▶ [Items]:
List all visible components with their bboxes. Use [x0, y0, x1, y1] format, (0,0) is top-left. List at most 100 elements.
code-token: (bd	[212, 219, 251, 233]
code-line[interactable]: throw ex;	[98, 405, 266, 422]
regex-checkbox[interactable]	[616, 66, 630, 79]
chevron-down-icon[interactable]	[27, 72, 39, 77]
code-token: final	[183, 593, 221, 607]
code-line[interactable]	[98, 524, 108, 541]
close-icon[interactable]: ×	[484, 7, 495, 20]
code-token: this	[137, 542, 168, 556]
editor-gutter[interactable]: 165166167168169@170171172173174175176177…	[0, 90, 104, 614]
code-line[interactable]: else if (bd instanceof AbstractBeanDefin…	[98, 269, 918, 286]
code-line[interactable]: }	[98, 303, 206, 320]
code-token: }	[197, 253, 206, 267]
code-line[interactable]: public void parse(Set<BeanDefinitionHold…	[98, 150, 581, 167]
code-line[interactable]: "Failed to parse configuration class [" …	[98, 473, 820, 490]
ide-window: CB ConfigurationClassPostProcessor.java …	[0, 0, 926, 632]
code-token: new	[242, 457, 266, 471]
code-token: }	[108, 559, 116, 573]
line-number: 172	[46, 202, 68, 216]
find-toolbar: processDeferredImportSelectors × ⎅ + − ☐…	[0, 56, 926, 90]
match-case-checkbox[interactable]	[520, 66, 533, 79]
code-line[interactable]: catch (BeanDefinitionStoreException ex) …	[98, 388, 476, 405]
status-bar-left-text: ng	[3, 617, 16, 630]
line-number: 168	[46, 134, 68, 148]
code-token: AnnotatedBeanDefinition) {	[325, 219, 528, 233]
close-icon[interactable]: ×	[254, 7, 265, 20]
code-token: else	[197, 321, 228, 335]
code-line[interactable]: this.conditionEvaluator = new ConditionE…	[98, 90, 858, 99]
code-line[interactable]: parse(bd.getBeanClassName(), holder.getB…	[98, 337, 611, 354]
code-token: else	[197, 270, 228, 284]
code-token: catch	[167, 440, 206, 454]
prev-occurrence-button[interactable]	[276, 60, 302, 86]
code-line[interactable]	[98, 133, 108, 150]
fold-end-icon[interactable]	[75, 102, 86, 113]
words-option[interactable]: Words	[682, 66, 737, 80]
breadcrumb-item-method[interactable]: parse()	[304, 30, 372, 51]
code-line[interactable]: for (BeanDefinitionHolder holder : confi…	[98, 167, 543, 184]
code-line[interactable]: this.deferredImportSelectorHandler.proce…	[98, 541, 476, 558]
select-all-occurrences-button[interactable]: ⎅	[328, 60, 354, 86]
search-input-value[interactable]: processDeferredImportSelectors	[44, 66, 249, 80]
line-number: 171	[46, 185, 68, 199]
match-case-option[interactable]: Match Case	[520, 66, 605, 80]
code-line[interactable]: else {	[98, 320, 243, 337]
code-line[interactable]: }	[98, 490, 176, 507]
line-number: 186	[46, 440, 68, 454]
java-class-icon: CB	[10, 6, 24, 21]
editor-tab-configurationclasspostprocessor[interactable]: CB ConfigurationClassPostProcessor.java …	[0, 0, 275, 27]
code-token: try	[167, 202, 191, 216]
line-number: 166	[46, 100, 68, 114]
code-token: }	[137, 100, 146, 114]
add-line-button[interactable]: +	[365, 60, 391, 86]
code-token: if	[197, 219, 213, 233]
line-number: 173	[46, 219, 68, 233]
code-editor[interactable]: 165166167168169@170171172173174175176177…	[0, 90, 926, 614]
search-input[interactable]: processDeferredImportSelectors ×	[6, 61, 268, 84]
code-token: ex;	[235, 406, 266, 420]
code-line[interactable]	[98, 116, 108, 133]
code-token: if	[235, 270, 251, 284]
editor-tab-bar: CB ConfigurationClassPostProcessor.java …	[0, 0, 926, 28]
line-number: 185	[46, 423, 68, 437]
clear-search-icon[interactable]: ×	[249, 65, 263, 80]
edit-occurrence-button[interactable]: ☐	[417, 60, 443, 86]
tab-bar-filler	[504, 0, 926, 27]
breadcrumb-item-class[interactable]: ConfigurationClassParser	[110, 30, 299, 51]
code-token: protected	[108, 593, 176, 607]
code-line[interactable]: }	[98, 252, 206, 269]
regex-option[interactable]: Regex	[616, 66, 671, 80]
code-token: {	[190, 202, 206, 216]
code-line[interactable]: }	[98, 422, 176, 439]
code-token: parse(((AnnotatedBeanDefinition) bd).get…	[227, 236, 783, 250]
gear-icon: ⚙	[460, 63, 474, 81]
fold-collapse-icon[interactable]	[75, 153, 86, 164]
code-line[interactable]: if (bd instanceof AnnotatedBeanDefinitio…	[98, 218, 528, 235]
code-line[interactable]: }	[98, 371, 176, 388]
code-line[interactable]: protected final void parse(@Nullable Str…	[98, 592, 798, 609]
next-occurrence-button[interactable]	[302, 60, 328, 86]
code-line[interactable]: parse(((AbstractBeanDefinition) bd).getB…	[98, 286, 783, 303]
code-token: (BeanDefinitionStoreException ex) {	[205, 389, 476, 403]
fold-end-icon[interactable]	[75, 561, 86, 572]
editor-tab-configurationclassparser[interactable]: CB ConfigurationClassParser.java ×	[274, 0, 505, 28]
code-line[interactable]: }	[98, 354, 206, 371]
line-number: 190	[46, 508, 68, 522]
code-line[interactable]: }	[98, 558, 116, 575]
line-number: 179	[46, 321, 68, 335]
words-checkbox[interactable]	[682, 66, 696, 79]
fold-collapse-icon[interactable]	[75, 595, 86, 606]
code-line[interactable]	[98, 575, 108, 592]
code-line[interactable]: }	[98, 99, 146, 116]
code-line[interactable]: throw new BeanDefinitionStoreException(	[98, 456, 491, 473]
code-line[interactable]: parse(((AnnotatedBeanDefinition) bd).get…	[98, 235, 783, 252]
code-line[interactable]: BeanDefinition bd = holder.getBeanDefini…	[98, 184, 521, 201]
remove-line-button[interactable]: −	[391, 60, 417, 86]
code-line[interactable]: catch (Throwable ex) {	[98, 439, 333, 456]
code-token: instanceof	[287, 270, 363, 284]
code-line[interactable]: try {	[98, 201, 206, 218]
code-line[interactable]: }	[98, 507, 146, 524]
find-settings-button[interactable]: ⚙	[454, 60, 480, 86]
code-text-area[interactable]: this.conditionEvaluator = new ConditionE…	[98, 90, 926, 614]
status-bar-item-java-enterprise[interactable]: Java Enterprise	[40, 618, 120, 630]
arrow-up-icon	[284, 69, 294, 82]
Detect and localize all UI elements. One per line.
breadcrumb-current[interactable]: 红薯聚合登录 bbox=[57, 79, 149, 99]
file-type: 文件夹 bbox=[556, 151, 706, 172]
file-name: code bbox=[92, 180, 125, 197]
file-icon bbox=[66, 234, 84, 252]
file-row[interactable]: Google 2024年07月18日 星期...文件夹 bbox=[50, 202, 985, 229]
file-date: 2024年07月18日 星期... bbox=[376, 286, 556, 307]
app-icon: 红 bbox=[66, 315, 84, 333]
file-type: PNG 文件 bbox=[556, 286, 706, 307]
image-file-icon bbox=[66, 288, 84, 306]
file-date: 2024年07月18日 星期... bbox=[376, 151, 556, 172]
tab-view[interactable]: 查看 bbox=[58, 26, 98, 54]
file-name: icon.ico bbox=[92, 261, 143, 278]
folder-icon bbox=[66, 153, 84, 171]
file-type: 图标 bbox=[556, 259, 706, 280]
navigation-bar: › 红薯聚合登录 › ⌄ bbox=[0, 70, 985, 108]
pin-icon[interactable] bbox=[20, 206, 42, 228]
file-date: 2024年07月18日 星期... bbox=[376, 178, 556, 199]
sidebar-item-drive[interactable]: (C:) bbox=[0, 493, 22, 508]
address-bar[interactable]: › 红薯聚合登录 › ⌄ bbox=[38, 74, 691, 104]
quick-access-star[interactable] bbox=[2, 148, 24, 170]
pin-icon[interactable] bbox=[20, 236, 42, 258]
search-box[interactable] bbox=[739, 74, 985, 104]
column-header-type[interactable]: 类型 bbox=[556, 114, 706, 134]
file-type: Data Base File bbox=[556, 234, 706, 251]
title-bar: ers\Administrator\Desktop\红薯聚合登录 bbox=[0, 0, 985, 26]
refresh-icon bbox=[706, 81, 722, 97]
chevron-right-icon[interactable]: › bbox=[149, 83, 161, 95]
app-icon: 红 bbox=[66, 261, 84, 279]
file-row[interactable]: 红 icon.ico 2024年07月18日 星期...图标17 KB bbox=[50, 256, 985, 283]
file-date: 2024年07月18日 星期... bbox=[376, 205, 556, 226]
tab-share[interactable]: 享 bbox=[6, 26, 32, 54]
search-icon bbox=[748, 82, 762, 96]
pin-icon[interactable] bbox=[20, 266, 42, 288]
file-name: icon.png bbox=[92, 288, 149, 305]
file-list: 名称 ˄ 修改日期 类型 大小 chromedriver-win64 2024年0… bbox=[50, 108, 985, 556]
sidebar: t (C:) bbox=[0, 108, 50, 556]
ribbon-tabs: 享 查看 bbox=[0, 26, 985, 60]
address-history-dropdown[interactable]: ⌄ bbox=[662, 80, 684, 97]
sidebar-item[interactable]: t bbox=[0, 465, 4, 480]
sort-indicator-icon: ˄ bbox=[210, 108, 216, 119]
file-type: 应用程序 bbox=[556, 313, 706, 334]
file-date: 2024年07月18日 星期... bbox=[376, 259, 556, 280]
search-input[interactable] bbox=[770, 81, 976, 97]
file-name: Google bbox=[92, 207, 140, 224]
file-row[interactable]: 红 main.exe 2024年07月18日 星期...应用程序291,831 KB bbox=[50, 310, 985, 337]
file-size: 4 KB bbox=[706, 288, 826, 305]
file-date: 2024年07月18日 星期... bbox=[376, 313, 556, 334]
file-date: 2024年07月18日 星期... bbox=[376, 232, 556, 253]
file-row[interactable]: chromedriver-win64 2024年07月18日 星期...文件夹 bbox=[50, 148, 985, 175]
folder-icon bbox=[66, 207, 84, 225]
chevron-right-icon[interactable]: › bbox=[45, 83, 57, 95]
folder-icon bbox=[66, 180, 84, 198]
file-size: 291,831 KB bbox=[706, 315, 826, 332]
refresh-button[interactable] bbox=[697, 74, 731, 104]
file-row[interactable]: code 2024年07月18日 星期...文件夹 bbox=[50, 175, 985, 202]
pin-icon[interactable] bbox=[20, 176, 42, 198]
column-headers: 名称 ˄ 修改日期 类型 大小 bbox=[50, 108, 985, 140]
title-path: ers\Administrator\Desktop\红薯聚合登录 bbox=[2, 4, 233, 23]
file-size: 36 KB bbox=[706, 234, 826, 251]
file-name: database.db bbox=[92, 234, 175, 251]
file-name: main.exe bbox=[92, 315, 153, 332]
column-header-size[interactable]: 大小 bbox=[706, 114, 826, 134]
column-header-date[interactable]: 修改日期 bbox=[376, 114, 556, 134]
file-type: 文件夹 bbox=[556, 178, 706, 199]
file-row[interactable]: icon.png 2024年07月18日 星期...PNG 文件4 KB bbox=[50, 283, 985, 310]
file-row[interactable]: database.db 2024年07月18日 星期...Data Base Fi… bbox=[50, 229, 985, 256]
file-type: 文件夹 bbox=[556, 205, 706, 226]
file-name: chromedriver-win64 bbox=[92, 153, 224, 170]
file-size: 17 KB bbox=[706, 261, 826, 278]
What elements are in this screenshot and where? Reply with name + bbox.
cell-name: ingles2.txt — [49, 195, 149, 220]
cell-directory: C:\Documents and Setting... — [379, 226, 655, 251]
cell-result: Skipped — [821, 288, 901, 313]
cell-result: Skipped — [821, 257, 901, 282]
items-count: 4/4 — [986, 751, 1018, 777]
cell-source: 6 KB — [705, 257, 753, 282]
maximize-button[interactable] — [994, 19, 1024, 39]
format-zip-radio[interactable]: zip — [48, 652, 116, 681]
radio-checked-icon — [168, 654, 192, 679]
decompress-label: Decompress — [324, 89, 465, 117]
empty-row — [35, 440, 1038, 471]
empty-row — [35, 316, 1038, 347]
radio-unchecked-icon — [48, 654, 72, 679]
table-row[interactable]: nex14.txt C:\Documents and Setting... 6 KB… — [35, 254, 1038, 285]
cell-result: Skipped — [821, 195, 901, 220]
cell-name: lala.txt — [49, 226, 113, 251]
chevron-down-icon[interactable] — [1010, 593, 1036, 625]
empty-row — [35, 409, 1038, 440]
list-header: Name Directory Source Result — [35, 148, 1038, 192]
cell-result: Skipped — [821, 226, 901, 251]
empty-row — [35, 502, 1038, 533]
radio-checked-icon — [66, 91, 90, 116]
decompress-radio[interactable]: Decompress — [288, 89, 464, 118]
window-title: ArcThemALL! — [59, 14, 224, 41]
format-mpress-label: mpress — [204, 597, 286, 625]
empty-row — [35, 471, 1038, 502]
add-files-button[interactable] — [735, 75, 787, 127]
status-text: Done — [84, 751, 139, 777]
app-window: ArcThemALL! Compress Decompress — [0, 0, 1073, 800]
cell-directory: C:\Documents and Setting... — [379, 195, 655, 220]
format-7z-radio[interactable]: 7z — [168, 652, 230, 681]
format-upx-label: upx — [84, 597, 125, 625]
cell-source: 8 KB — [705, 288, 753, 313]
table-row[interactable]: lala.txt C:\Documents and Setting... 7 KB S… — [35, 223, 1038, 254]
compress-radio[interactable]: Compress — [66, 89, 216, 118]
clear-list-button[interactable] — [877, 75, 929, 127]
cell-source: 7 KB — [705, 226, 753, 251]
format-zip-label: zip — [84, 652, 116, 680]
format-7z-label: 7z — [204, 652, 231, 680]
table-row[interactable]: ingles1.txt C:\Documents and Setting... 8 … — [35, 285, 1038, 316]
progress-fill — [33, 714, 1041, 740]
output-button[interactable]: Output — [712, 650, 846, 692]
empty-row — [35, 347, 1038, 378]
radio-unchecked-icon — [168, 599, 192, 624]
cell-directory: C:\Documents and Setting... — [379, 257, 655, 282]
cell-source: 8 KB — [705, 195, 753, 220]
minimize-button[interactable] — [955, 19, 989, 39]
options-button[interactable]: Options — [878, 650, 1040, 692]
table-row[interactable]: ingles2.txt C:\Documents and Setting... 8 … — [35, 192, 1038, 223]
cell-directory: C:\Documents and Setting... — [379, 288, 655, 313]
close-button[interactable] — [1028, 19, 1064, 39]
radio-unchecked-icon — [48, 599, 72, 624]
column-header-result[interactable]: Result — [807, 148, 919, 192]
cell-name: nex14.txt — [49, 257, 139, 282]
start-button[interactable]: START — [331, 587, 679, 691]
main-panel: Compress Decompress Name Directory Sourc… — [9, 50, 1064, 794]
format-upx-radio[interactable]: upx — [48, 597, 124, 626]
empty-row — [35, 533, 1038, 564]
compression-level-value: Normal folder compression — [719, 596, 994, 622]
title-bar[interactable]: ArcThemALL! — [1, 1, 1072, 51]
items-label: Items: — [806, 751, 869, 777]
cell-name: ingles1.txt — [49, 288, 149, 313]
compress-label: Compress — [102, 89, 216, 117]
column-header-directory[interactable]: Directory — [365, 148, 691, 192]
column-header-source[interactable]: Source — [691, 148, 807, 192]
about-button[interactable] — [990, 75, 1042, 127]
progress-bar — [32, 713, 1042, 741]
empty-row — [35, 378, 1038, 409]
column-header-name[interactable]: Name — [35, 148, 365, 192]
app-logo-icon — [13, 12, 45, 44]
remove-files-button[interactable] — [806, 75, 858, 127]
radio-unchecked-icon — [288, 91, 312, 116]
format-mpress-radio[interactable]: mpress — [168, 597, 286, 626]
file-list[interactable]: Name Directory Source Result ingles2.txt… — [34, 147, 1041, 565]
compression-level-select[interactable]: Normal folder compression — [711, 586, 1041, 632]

▶ [What is expected]: Rewrite everything from the start of the records down to the line containing "code-line[interactable]: for (BeanDefinitionHolder", changing each "close-icon" to "dismiss-icon" and leaving the rest as it is.

▶ [Answer to this problem]:
List all visible components with their bboxes. Use [x0, y0, x1, y1] format, (0,0) is top-left. List at most 100 elements.
code-token: (bd	[212, 219, 251, 233]
code-line[interactable]: throw ex;	[98, 405, 266, 422]
regex-checkbox[interactable]	[616, 66, 630, 79]
chevron-down-icon[interactable]	[27, 72, 39, 77]
code-token: final	[183, 593, 221, 607]
code-line[interactable]	[98, 524, 108, 541]
dismiss-icon[interactable]: ×	[484, 7, 495, 20]
code-token: this	[137, 542, 168, 556]
editor-gutter[interactable]: 165166167168169@170171172173174175176177…	[0, 90, 104, 614]
code-line[interactable]: else if (bd instanceof AbstractBeanDefin…	[98, 269, 918, 286]
code-line[interactable]: }	[98, 303, 206, 320]
code-token: }	[197, 253, 206, 267]
code-line[interactable]: public void parse(Set<BeanDefinitionHold…	[98, 150, 581, 167]
code-line[interactable]: "Failed to parse configuration class [" …	[98, 473, 820, 490]
ide-window: CB ConfigurationClassPostProcessor.java …	[0, 0, 926, 632]
code-token: new	[242, 457, 266, 471]
code-token: }	[108, 559, 116, 573]
line-number: 172	[46, 202, 68, 216]
find-toolbar: processDeferredImportSelectors × ⎅ + − ☐…	[0, 56, 926, 90]
match-case-checkbox[interactable]	[520, 66, 533, 79]
code-line[interactable]: catch (BeanDefinitionStoreException ex) …	[98, 388, 476, 405]
status-bar-left-text: ng	[3, 617, 16, 630]
line-number: 168	[46, 134, 68, 148]
code-token: AnnotatedBeanDefinition) {	[325, 219, 528, 233]
dismiss-icon[interactable]: ×	[254, 7, 265, 20]
code-token: else	[197, 321, 228, 335]
code-line[interactable]: this.conditionEvaluator = new ConditionE…	[98, 90, 858, 99]
code-line[interactable]: parse(bd.getBeanClassName(), holder.getB…	[98, 337, 611, 354]
code-token: else	[197, 270, 228, 284]
code-token: catch	[167, 440, 206, 454]
prev-occurrence-button[interactable]	[276, 60, 302, 86]
code-line[interactable]	[98, 133, 108, 150]
fold-end-icon[interactable]	[75, 102, 86, 113]
words-option[interactable]: Words	[682, 66, 737, 80]
breadcrumb-item-method[interactable]: parse()	[304, 30, 372, 51]
code-line[interactable]: for (BeanDefinitionHolder holder : confi…	[98, 167, 543, 184]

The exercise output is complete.